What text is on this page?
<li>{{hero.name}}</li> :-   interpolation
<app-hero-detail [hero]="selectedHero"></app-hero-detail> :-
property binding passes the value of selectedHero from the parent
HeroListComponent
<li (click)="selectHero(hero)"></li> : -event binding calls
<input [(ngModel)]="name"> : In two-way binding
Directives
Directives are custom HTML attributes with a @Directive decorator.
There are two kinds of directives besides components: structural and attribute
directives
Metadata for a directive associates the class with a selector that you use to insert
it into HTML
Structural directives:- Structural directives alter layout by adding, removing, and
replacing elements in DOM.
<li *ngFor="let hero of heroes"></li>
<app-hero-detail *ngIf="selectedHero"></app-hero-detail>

■ Given task: Where does the word "with" appear in the listing? List each line that holds it.

■ Exercise solution:
Directives are custom HTML attributes with a @Directive decorator.
Metadata for a directive associates the class with a selector that you use to insert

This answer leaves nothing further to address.